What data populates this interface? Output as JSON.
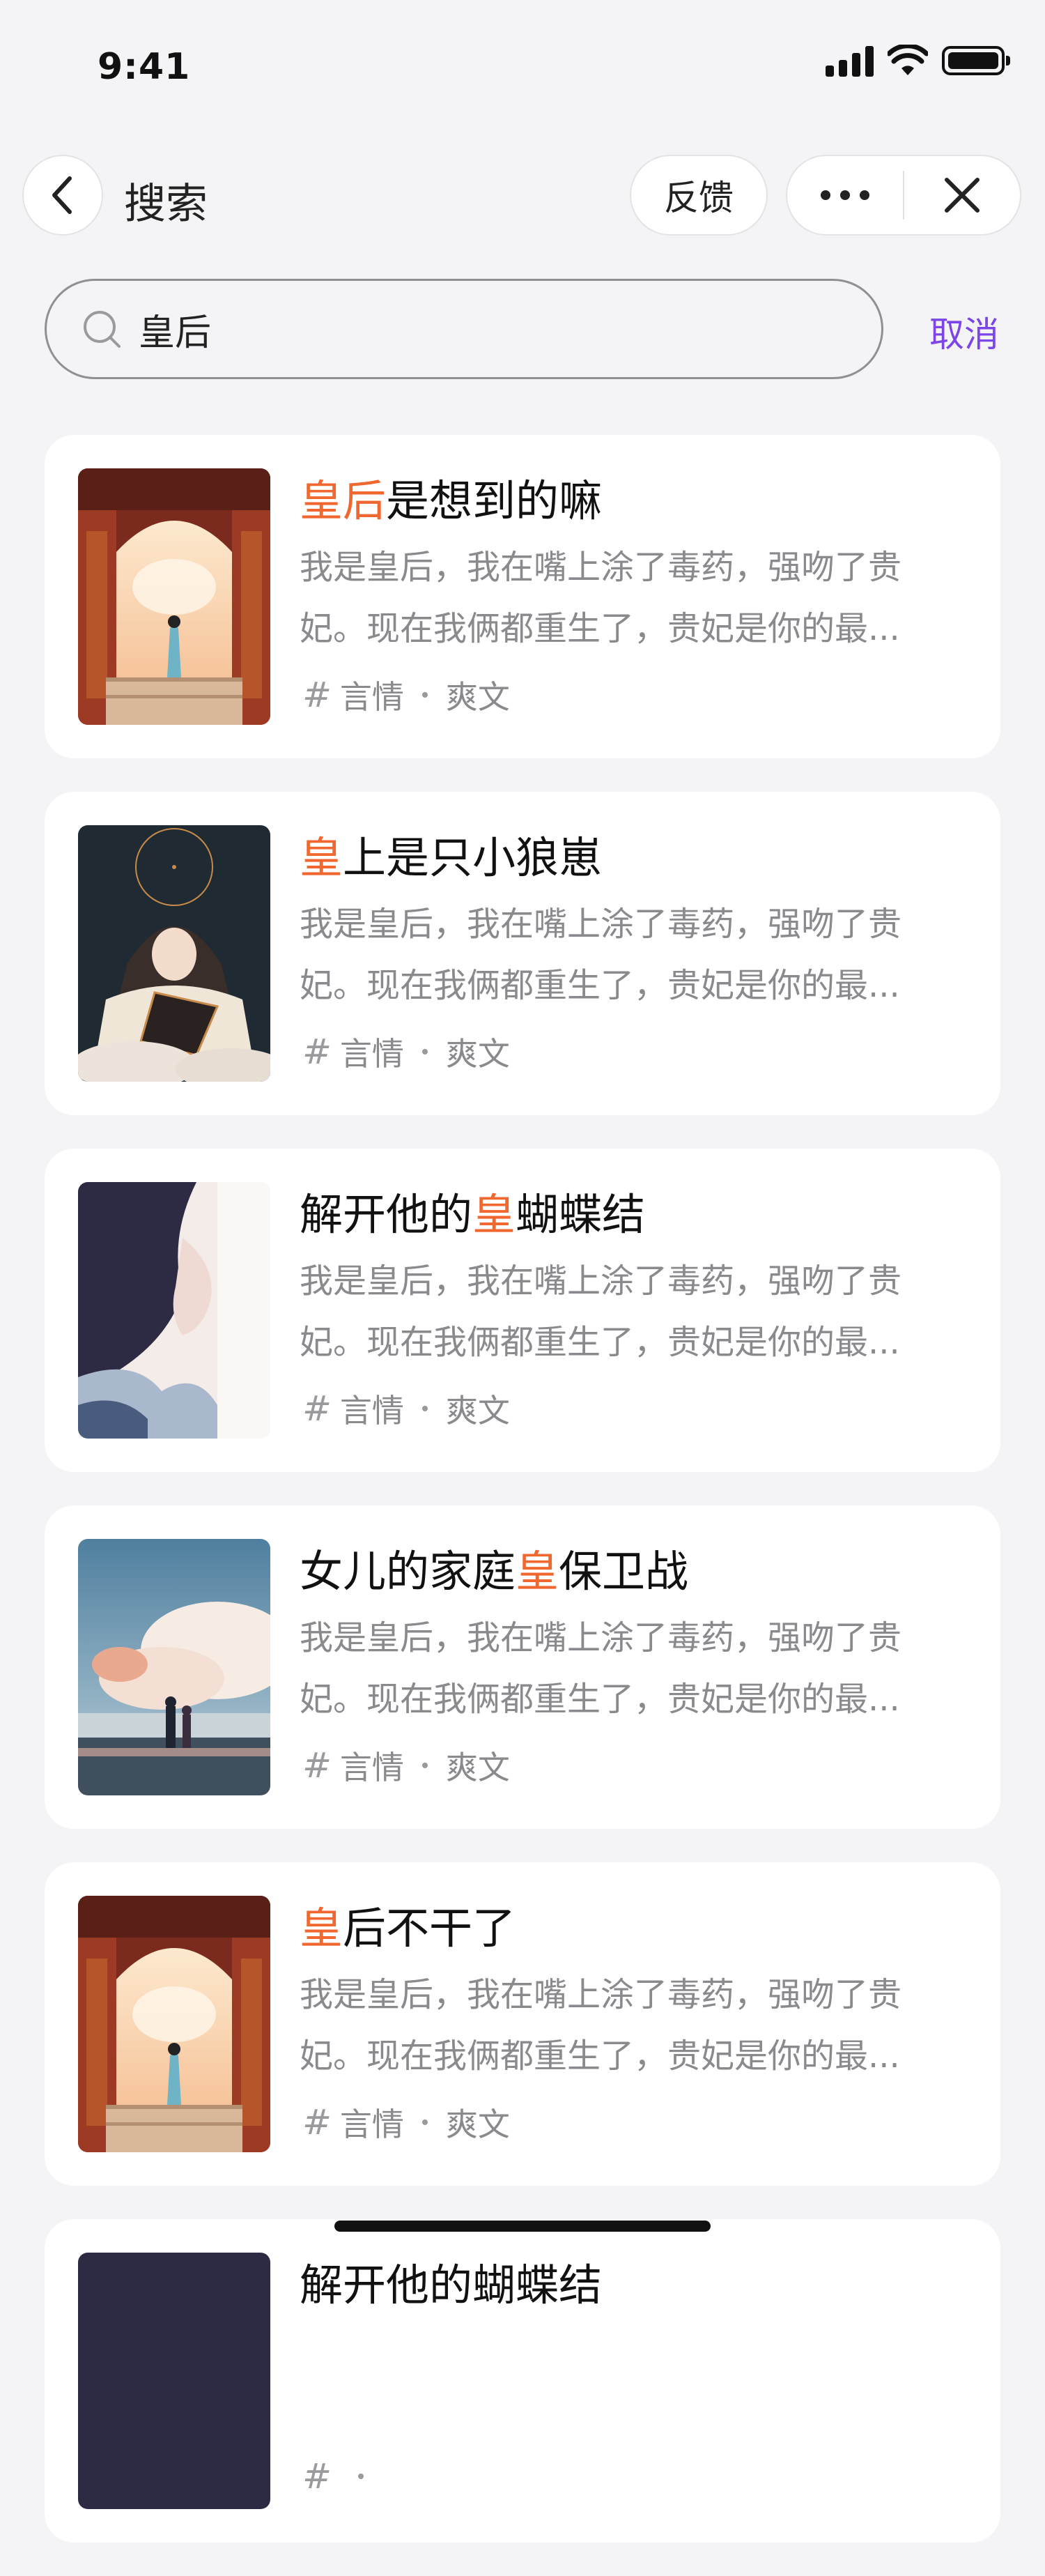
{
  "status_bar": {
    "time": "9:41"
  },
  "nav": {
    "title": "搜索",
    "feedback_label": "反馈"
  },
  "search": {
    "query": "皇后",
    "cancel_label": "取消"
  },
  "colors": {
    "highlight": "#f06830",
    "accent": "#7b45e8",
    "muted": "#8a8a8e"
  },
  "results": [
    {
      "title_pre": "",
      "title_hl": "皇后",
      "title_post": "是想到的嘛",
      "desc_line1": "我是皇后，我在嘴上涂了毒药，强吻了贵",
      "desc_line2": "妃。现在我俩都重生了，贵妃是你的最...",
      "tag1": "言情",
      "tag2": "爽文",
      "cover": "palace-gate"
    },
    {
      "title_pre": "",
      "title_hl": "皇",
      "title_post": "上是只小狼崽",
      "desc_line1": "我是皇后，我在嘴上涂了毒药，强吻了贵",
      "desc_line2": "妃。现在我俩都重生了，贵妃是你的最...",
      "tag1": "言情",
      "tag2": "爽文",
      "cover": "sleeping-girl"
    },
    {
      "title_pre": "解开他的",
      "title_hl": "皇",
      "title_post": "蝴蝶结",
      "desc_line1": "我是皇后，我在嘴上涂了毒药，强吻了贵",
      "desc_line2": "妃。现在我俩都重生了，贵妃是你的最...",
      "tag1": "言情",
      "tag2": "爽文",
      "cover": "girl-profile"
    },
    {
      "title_pre": "女儿的家庭",
      "title_hl": "皇",
      "title_post": "保卫战",
      "desc_line1": "我是皇后，我在嘴上涂了毒药，强吻了贵",
      "desc_line2": "妃。现在我俩都重生了，贵妃是你的最...",
      "tag1": "言情",
      "tag2": "爽文",
      "cover": "beach-clouds"
    },
    {
      "title_pre": "",
      "title_hl": "皇",
      "title_post": "后不干了",
      "desc_line1": "我是皇后，我在嘴上涂了毒药，强吻了贵",
      "desc_line2": "妃。现在我俩都重生了，贵妃是你的最...",
      "tag1": "言情",
      "tag2": "爽文",
      "cover": "palace-gate"
    },
    {
      "title_pre": "解开他的",
      "title_hl": "",
      "title_post": "蝴蝶结",
      "desc_line1": "",
      "desc_line2": "",
      "tag1": "",
      "tag2": "",
      "cover": "dark"
    }
  ]
}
◆ ◆ ◆
GOAL ::
Give every line of the material that includes the string "girl".

FINAL RESULT ::
      "cover": "sleeping-girl"
      "cover": "girl-profile"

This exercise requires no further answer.